* Requirement
Which lines hold the word "page"? Copy each one.

* Record list

★ ★ ★ ★ ★ ★ ★

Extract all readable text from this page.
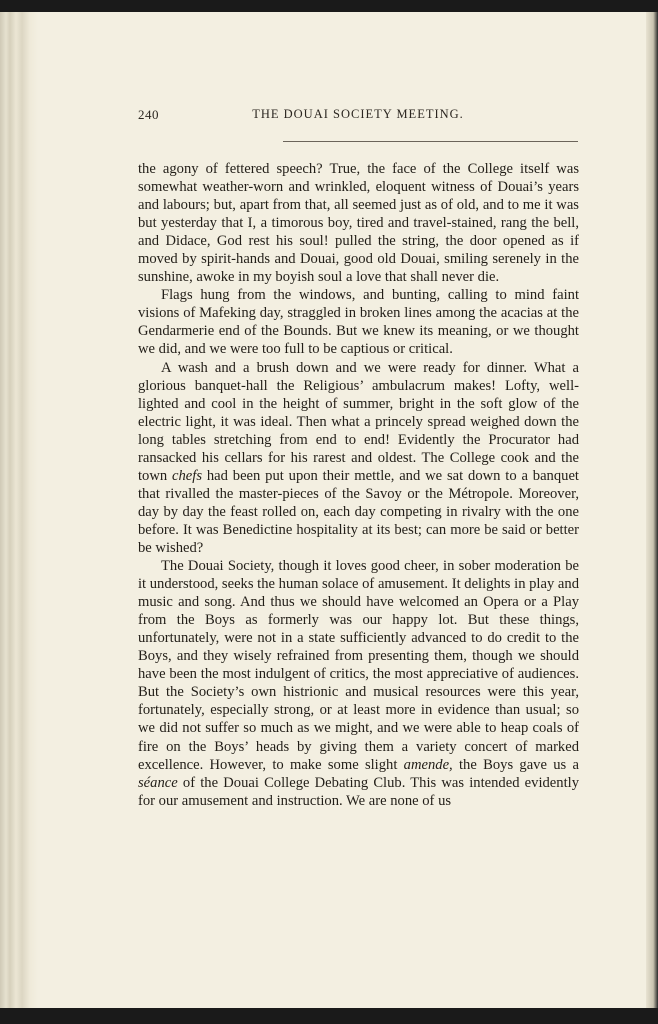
240	THE DOUAI SOCIETY MEETING.

the agony of fettered speech? True, the face of the College itself was somewhat weather-worn and wrinkled, eloquent witness of Douai’s years and labours; but, apart from that, all seemed just as of old, and to me it was but yesterday that I, a timorous boy, tired and travel-stained, rang the bell, and Didace, God rest his soul! pulled the string, the door opened as if moved by spirit-hands and Douai, good old Douai, smiling serenely in the sunshine, awoke in my boyish soul a love that shall never die.

Flags hung from the windows, and bunting, calling to mind faint visions of Mafeking day, straggled in broken lines among the acacias at the Gendarmerie end of the Bounds. But we knew its meaning, or we thought we did, and we were too full to be captious or critical.

A wash and a brush down and we were ready for dinner. What a glorious banquet-hall the Religious’ ambulacrum makes! Lofty, well-lighted and cool in the height of summer, bright in the soft glow of the electric light, it was ideal. Then what a princely spread weighed down the long tables stretching from end to end! Evidently the Procurator had ransacked his cellars for his rarest and oldest. The College cook and the town chefs had been put upon their mettle, and we sat down to a banquet that rivalled the master-pieces of the Savoy or the Métropole. Moreover, day by day the feast rolled on, each day competing in rivalry with the one before. It was Benedictine hospitality at its best; can more be said or better be wished?

The Douai Society, though it loves good cheer, in sober moderation be it understood, seeks the human solace of amusement. It delights in play and music and song. And thus we should have welcomed an Opera or a Play from the Boys as formerly was our happy lot. But these things, unfortunately, were not in a state sufficiently advanced to do credit to the Boys, and they wisely refrained from presenting them, though we should have been the most indulgent of critics, the most appreciative of audiences. But the Society’s own histrionic and musical resources were this year, fortunately, especially strong, or at least more in evidence than usual; so we did not suffer so much as we might, and we were able to heap coals of fire on the Boys’ heads by giving them a variety concert of marked excellence. However, to make some slight amende, the Boys gave us a séance of the Douai College Debating Club. This was intended evidently for our amusement and instruction. We are none of us
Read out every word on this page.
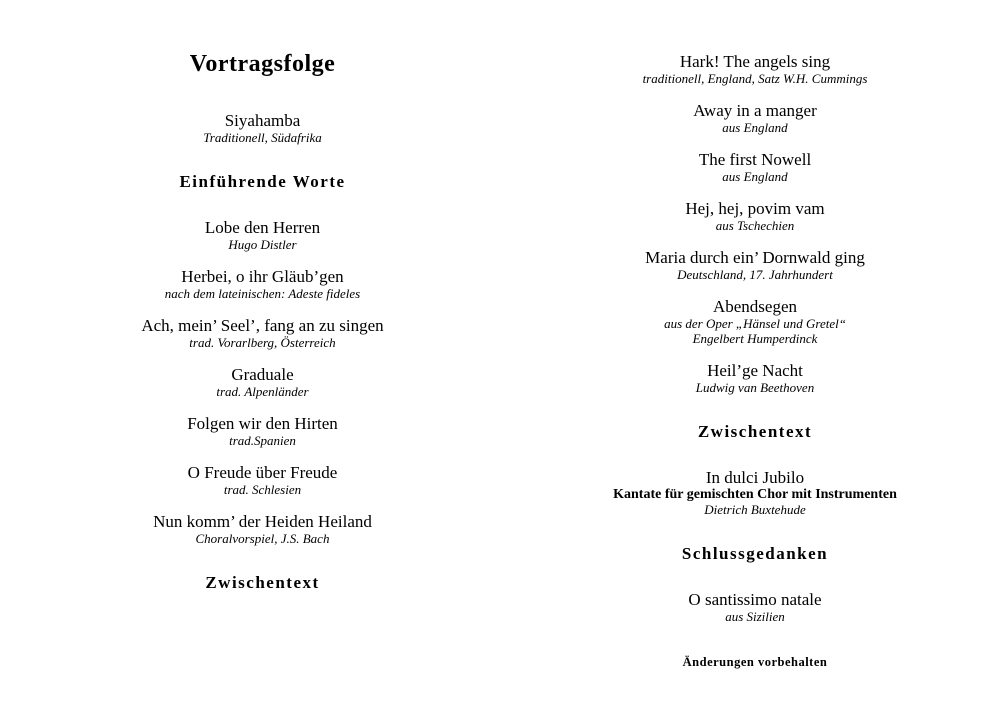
Vortragsfolge
Siyahamba
Traditionell, Südafrika
Einführende Worte
Lobe den Herren
Hugo Distler
Herbei, o ihr Gläub’gen
nach dem lateinischen: Adeste fideles
Ach, mein’ Seel’, fang an zu singen
trad. Vorarlberg, Österreich
Graduale
trad. Alpenländer
Folgen wir den Hirten
trad.Spanien
O Freude über Freude
trad. Schlesien
Nun komm’ der Heiden Heiland
Choralvorspiel, J.S. Bach
Zwischentext
Hark! The angels sing
traditionell, England, Satz W.H. Cummings
Away in a manger
aus England
The first Nowell
aus England
Hej, hej, povim vam
aus Tschechien
Maria durch ein’ Dornwald ging
Deutschland, 17. Jahrhundert
Abendsegen
aus der Oper „Hänsel und Gretel“
Engelbert Humperdinck
Heil’ge Nacht
Ludwig van Beethoven
Zwischentext
In dulci Jubilo
Kantate für gemischten Chor mit Instrumenten
Dietrich Buxtehude
Schlussgedanken
O santissimo natale
aus Sizilien
Änderungen vorbehalten
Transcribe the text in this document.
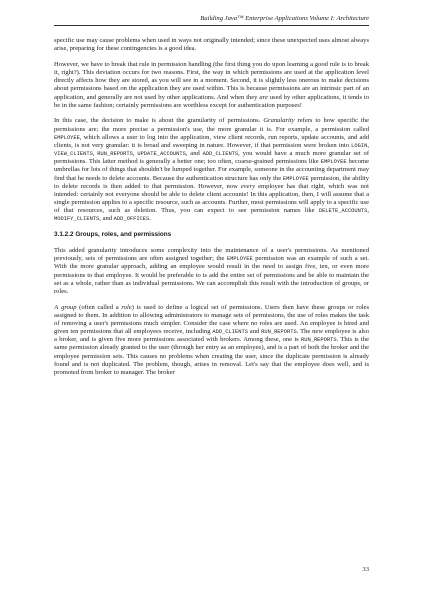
Building Java™ Enterprise Applications Volume I: Architecture

specific use may cause problems when used in ways not originally intended; since these unexpected uses almost always arise, preparing for these contingencies is a good idea.

However, we have to break that rule in permission handling (the first thing you do upon learning a good rule is to break it, right?). This deviation occurs for two reasons. First, the way in which permissions are used at the application level directly affects how they are stored, as you will see in a moment. Second, it is slightly less onerous to make decisions about permissions based on the application they are used within. This is because permissions are an intrinsic part of an application, and generally are not used by other applications. And when they are used by other applications, it tends to be in the same fashion; certainly permissions are worthless except for authentication purposes!

In this case, the decision to make is about the granularity of permissions. Granularity refers to how specific the permissions are; the more precise a permission's use, the more granular it is. For example, a permission called EMPLOYEE, which allows a user to log into the application, view client records, run reports, update accounts, and add clients, is not very granular: it is broad and sweeping in nature. However, if that permission were broken into LOGIN, VIEW_CLIENTS, RUN_REPORTS, UPDATE_ACCOUNTS, and ADD_CLIENTS, you would have a much more granular set of permissions. This latter method is generally a better one; too often, coarse-grained permissions like EMPLOYEE become umbrellas for lots of things that shouldn't be lumped together. For example, someone in the accounting department may find that he needs to delete accounts. Because the authentication structure has only the EMPLOYEE permission, the ability to delete records is then added to that permission. However, now every employee has that right, which was not intended: certainly not everyone should be able to delete client accounts! In this application, then, I will assume that a single permission applies to a specific resource, such as accounts. Further, most permissions will apply to a specific use of that resources, such as deletion. Thus, you can expect to see permission names like DELETE_ACCOUNTS, MODIFY_CLIENTS, and ADD_OFFICES.

3.1.2.2 Groups, roles, and permissions

This added granularity introduces some complexity into the maintenance of a user's permissions. As mentioned previously, sets of permissions are often assigned together; the EMPLOYEE permission was an example of such a set. With the more granular approach, adding an employee would result in the need to assign five, ten, or even more permissions to that employee. It would be preferable to is add the entire set of permissions and be able to maintain the set as a whole, rather than as individual permissions. We can accomplish this result with the introduction of groups, or roles.

A group (often called a role) is used to define a logical set of permissions. Users then have these groups or roles assigned to them. In addition to allowing administrators to manage sets of permissions, the use of roles makes the task of removing a user's permissions much simpler. Consider the case where no roles are used. An employee is hired and given ten permissions that all employees receive, including ADD_CLIENTS and RUN_REPORTS. The new employee is also a broker, and is given five more permissions associated with brokers. Among these, one is RUN_REPORTS. This is the same permission already granted to the user (through her entry as an employee), and is a part of both the broker and the employee permission sets. This causes no problems when creating the user, since the duplicate permission is already found and is not duplicated. The problem, though, arises in removal. Let's say that the employee does well, and is promoted from broker to manager. The broker

33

★ ★ ★ ★ ★ ★ ★

* Result of this task
Extract all readable text from this page.
Read out every word on this page.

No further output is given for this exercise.